(Stored data entries)
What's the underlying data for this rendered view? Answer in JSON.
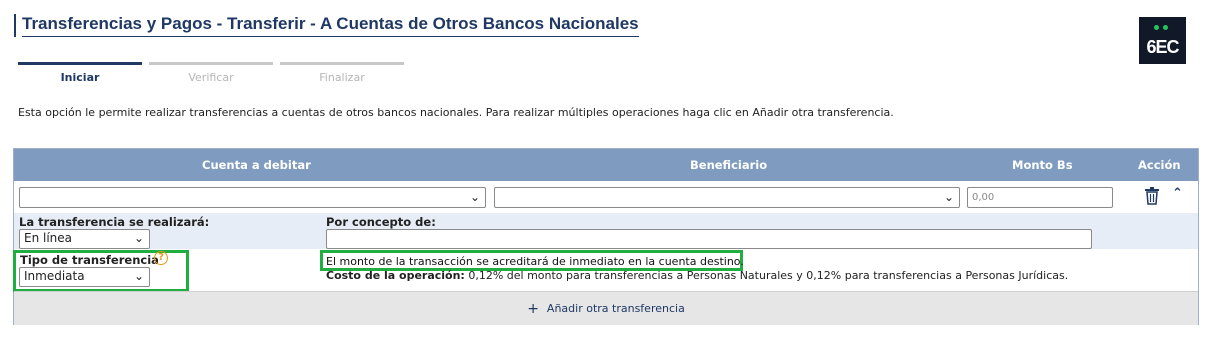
{
  "header": {
    "title": "Transferencias y Pagos - Transferir - A Cuentas de Otros Bancos Nacionales",
    "logo_text": "6EC"
  },
  "steps": [
    {
      "label": "Iniciar"
    },
    {
      "label": "Verificar"
    },
    {
      "label": "Finalizar"
    }
  ],
  "intro_text": "Esta opción le permite realizar transferencias a cuentas de otros bancos nacionales. Para realizar múltiples operaciones haga clic en Añadir otra transferencia.",
  "table": {
    "columns": {
      "account": "Cuenta a debitar",
      "beneficiary": "Beneficiario",
      "amount": "Monto Bs",
      "action": "Acción"
    },
    "row": {
      "account_value": "",
      "beneficiary_value": "",
      "amount_placeholder": "0,00"
    }
  },
  "form": {
    "when_label": "La transferencia se realizará:",
    "when_value": "En línea",
    "concept_label": "Por concepto de:",
    "concept_value": "",
    "type_label": "Tipo de transferencia",
    "type_value": "Inmediata",
    "help_glyph": "?",
    "notice": "El monto de la transacción se acreditará de inmediato en la cuenta destino.",
    "cost_label": "Costo de la operación:",
    "cost_text": "0,12% del monto para transferencias a Personas Naturales y 0,12% para transferencias a Personas Jurídicas."
  },
  "add_transfer": {
    "icon": "plus-icon",
    "label": "Añadir otra transferencia"
  },
  "colors": {
    "brand": "#1f3864",
    "header_bar": "#7f9cc0",
    "highlight": "#1fae3f",
    "help": "#e39b1c"
  }
}
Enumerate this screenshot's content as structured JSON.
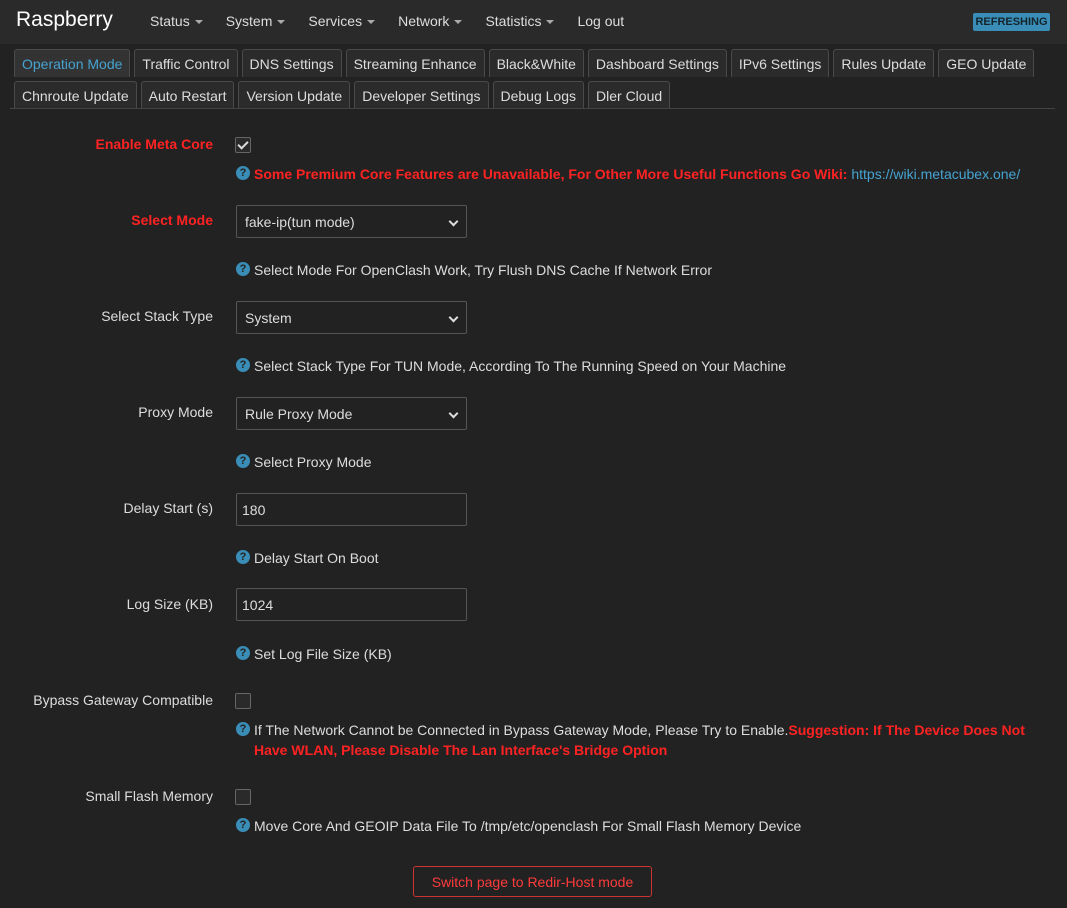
{
  "brand": "Raspberry",
  "menu": [
    "Status",
    "System",
    "Services",
    "Network",
    "Statistics",
    "Log out"
  ],
  "badge": "REFRESHING",
  "tabs_row1": [
    "Operation Mode",
    "Traffic Control",
    "DNS Settings",
    "Streaming Enhance",
    "Black&White",
    "Dashboard Settings",
    "IPv6 Settings",
    "Rules Update",
    "GEO Update"
  ],
  "tabs_row2": [
    "Chnroute Update",
    "Auto Restart",
    "Version Update",
    "Developer Settings",
    "Debug Logs",
    "Dler Cloud"
  ],
  "form": {
    "meta_core": {
      "label": "Enable Meta Core",
      "checked": true,
      "help_red": "Some Premium Core Features are Unavailable, For Other More Useful Functions Go Wiki: ",
      "help_link": "https://wiki.metacubex.one/"
    },
    "select_mode": {
      "label": "Select Mode",
      "value": "fake-ip(tun mode)",
      "help": "Select Mode For OpenClash Work, Try Flush DNS Cache If Network Error"
    },
    "stack_type": {
      "label": "Select Stack Type",
      "value": "System",
      "help": "Select Stack Type For TUN Mode, According To The Running Speed on Your Machine"
    },
    "proxy_mode": {
      "label": "Proxy Mode",
      "value": "Rule Proxy Mode",
      "help": "Select Proxy Mode"
    },
    "delay_start": {
      "label": "Delay Start (s)",
      "value": "180",
      "help": "Delay Start On Boot"
    },
    "log_size": {
      "label": "Log Size (KB)",
      "value": "1024",
      "help": "Set Log File Size (KB)"
    },
    "bypass_gateway": {
      "label": "Bypass Gateway Compatible",
      "checked": false,
      "help": "If The Network Cannot be Connected in Bypass Gateway Mode, Please Try to Enable.",
      "help_red_1": "Suggestion: If The Device Does Not",
      "help_red_2": "Have WLAN, Please Disable The Lan Interface's Bridge Option"
    },
    "small_flash": {
      "label": "Small Flash Memory",
      "checked": false,
      "help": "Move Core And GEOIP Data File To /tmp/etc/openclash For Small Flash Memory Device"
    }
  },
  "help_icon_glyph": "?",
  "switch_button": "Switch page to Redir-Host mode",
  "colors": {
    "background": "#222222",
    "accent": "#46a3d1",
    "warning": "#ff2222"
  }
}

Stated exercise » Images do not belong in the copy; reproduce all other parts of the records above verbatim.

Written solution »
What's the underlying data for this rendered view? Answer in JSON.
{
  "header": {
    "title": "Transferencias y Pagos - Transferir - A Cuentas de Otros Bancos Nacionales",
    "logo_text": "6EC"
  },
  "steps": [
    {
      "label": "Iniciar"
    },
    {
      "label": "Verificar"
    },
    {
      "label": "Finalizar"
    }
  ],
  "intro_text": "Esta opción le permite realizar transferencias a cuentas de otros bancos nacionales. Para realizar múltiples operaciones haga clic en Añadir otra transferencia.",
  "table": {
    "columns": {
      "account": "Cuenta a debitar",
      "beneficiary": "Beneficiario",
      "amount": "Monto Bs",
      "action": "Acción"
    },
    "row": {
      "account_value": "",
      "beneficiary_value": "",
      "amount_placeholder": "0,00"
    }
  },
  "form": {
    "when_label": "La transferencia se realizará:",
    "when_value": "En línea",
    "concept_label": "Por concepto de:",
    "concept_value": "",
    "type_label": "Tipo de transferencia",
    "type_value": "Inmediata",
    "help_glyph": "?",
    "notice": "El monto de la transacción se acreditará de inmediato en la cuenta destino.",
    "cost_label": "Costo de la operación:",
    "cost_text": "0,12% del monto para transferencias a Personas Naturales y 0,12% para transferencias a Personas Jurídicas."
  },
  "add_transfer": {
    "icon": "plus-icon",
    "label": "Añadir otra transferencia"
  },
  "colors": {
    "brand": "#1f3864",
    "header_bar": "#7f9cc0",
    "highlight": "#1fae3f",
    "help": "#e39b1c"
  }
}
Enumerate this screenshot's content as structured JSON.
{
  "brand": "Raspberry",
  "menu": [
    "Status",
    "System",
    "Services",
    "Network",
    "Statistics",
    "Log out"
  ],
  "badge": "REFRESHING",
  "tabs_row1": [
    "Operation Mode",
    "Traffic Control",
    "DNS Settings",
    "Streaming Enhance",
    "Black&White",
    "Dashboard Settings",
    "IPv6 Settings",
    "Rules Update",
    "GEO Update"
  ],
  "tabs_row2": [
    "Chnroute Update",
    "Auto Restart",
    "Version Update",
    "Developer Settings",
    "Debug Logs",
    "Dler Cloud"
  ],
  "form": {
    "meta_core": {
      "label": "Enable Meta Core",
      "checked": true,
      "help_red": "Some Premium Core Features are Unavailable, For Other More Useful Functions Go Wiki: ",
      "help_link": "https://wiki.metacubex.one/"
    },
    "select_mode": {
      "label": "Select Mode",
      "value": "fake-ip(tun mode)",
      "help": "Select Mode For OpenClash Work, Try Flush DNS Cache If Network Error"
    },
    "stack_type": {
      "label": "Select Stack Type",
      "value": "System",
      "help": "Select Stack Type For TUN Mode, According To The Running Speed on Your Machine"
    },
    "proxy_mode": {
      "label": "Proxy Mode",
      "value": "Rule Proxy Mode",
      "help": "Select Proxy Mode"
    },
    "delay_start": {
      "label": "Delay Start (s)",
      "value": "180",
      "help": "Delay Start On Boot"
    },
    "log_size": {
      "label": "Log Size (KB)",
      "value": "1024",
      "help": "Set Log File Size (KB)"
    },
    "bypass_gateway": {
      "label": "Bypass Gateway Compatible",
      "checked": false,
      "help": "If The Network Cannot be Connected in Bypass Gateway Mode, Please Try to Enable.",
      "help_red_1": "Suggestion: If The Device Does Not",
      "help_red_2": "Have WLAN, Please Disable The Lan Interface's Bridge Option"
    },
    "small_flash": {
      "label": "Small Flash Memory",
      "checked": false,
      "help": "Move Core And GEOIP Data File To /tmp/etc/openclash For Small Flash Memory Device"
    }
  },
  "help_icon_glyph": "?",
  "switch_button": "Switch page to Redir-Host mode",
  "colors": {
    "background": "#222222",
    "accent": "#46a3d1",
    "warning": "#ff2222"
  }
}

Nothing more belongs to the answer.